→ **Aim**
Wherever a line holds the string "image", copy that line.

→ **Items listed in a dataset**
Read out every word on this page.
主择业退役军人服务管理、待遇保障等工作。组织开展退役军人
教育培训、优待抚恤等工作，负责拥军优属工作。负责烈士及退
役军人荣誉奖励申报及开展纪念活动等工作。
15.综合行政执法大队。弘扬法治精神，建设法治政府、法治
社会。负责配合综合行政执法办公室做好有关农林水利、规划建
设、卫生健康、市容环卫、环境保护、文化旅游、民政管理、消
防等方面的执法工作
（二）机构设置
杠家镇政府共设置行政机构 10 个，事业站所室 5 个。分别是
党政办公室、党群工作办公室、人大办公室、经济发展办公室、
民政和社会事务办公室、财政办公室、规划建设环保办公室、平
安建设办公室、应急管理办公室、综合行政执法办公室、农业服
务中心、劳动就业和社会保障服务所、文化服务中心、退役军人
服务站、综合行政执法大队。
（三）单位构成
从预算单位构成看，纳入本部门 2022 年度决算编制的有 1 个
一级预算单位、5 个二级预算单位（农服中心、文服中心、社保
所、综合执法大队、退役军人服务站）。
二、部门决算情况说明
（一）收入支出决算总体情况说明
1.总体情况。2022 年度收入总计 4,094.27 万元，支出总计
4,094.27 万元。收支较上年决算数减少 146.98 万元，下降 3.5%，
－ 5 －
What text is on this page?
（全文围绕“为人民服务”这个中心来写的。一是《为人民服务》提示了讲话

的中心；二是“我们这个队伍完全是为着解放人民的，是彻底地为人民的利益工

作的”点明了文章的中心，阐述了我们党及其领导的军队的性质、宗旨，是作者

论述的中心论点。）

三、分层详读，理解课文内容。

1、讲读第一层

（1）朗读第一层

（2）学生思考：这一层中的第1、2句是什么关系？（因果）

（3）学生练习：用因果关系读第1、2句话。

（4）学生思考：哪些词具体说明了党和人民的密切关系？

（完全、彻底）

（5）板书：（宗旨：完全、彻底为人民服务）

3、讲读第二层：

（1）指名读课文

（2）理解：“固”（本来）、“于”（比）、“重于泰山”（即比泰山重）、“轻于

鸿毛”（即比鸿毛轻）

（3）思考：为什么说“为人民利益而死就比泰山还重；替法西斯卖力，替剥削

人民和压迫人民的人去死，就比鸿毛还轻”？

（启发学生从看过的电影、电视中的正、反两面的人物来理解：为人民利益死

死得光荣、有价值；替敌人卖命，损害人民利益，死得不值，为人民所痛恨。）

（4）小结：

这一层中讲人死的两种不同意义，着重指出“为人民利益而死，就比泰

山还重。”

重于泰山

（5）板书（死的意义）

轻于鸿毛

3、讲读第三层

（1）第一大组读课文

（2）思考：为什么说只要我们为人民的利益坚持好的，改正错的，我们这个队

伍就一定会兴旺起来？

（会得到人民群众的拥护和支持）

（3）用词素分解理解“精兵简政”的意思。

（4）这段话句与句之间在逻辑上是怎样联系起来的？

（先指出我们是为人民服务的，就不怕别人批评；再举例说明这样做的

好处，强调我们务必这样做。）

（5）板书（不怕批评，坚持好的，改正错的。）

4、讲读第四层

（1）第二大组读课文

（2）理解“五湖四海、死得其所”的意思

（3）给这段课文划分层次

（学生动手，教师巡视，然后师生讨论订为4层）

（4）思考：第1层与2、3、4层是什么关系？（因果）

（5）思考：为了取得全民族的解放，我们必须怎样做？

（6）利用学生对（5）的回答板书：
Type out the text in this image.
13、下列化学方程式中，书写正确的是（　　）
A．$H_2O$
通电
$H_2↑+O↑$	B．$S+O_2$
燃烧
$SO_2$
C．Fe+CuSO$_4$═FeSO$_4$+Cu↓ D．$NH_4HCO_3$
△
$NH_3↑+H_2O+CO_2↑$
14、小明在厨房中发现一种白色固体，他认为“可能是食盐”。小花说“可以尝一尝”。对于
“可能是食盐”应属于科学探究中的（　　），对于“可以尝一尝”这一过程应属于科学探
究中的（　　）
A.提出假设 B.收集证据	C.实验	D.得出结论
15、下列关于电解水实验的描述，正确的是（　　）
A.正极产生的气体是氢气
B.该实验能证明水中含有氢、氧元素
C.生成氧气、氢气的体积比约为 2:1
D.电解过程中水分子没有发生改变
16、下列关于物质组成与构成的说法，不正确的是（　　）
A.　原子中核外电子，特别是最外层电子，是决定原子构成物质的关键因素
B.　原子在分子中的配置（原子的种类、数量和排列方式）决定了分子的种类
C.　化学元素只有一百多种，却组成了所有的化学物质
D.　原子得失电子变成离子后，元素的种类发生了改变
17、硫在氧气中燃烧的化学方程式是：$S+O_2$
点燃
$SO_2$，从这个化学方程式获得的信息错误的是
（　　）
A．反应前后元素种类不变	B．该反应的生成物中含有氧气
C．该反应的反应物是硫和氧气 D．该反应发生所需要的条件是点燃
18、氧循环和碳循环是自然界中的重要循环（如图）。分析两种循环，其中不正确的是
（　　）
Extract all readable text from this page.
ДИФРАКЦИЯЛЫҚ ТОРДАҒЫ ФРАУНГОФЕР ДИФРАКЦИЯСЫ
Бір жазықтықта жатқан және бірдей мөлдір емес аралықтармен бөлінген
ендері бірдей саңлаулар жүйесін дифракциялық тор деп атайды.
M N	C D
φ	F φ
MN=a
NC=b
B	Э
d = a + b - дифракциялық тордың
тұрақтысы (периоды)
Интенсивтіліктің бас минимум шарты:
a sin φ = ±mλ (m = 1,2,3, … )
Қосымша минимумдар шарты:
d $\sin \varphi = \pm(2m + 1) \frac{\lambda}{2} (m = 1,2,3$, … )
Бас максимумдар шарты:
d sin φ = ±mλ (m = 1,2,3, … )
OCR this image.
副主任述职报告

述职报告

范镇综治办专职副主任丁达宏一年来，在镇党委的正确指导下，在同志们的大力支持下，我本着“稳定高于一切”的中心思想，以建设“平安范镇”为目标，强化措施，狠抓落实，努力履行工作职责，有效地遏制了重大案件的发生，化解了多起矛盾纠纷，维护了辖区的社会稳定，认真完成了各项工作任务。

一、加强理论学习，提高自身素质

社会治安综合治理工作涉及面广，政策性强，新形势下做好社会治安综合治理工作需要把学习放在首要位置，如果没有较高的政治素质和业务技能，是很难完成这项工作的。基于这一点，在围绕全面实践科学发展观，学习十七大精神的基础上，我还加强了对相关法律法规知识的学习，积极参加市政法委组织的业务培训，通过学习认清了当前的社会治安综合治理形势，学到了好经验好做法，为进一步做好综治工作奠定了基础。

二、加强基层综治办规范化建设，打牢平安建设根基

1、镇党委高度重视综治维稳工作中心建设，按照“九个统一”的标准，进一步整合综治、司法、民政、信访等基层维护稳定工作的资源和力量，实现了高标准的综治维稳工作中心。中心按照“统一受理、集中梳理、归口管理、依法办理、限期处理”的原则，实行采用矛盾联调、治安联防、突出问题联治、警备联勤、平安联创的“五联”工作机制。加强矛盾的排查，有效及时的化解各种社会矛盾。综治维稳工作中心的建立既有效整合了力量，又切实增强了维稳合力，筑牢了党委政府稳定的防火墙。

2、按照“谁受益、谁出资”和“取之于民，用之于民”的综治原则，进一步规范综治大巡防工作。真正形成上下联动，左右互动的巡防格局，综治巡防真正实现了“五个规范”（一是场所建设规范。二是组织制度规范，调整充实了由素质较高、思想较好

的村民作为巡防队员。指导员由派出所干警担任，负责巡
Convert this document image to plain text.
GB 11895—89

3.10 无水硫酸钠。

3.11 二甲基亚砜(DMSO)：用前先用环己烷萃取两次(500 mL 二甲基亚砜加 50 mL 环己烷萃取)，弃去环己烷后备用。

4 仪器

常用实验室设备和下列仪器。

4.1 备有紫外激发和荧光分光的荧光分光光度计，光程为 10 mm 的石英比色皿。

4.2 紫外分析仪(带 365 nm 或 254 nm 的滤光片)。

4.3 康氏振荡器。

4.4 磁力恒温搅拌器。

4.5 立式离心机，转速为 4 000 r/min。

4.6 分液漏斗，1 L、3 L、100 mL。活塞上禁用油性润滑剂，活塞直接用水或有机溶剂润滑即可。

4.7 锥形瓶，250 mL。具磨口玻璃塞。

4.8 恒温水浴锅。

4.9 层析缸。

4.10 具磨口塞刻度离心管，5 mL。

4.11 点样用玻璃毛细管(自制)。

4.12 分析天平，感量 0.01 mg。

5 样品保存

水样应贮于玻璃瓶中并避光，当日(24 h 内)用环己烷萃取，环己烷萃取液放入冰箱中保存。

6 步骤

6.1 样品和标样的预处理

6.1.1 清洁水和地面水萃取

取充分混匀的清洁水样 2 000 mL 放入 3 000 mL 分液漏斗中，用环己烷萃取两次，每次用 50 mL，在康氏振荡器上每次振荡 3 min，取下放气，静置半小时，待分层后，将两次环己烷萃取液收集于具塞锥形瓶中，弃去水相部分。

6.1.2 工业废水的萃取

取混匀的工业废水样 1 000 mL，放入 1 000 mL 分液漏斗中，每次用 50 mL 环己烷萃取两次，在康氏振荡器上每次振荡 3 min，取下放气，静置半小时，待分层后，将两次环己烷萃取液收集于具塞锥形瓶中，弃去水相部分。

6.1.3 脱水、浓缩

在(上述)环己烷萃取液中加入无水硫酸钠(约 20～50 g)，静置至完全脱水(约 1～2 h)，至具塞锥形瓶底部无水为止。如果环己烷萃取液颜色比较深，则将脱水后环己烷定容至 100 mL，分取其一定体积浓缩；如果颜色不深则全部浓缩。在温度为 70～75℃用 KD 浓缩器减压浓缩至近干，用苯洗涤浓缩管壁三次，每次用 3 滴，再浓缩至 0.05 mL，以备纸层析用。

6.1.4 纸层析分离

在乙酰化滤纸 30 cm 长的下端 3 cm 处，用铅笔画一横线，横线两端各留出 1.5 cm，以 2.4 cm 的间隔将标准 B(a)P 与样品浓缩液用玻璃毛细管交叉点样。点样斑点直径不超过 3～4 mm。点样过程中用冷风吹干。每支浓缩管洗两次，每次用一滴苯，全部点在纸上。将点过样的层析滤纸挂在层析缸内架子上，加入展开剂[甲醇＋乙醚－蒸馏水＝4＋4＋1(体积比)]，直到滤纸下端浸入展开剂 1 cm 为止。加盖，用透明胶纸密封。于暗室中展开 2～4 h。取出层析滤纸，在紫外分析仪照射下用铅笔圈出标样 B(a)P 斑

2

→ **Result of the task**
Type out the text in this image.
OCR this image.
Convert this document image to plain text.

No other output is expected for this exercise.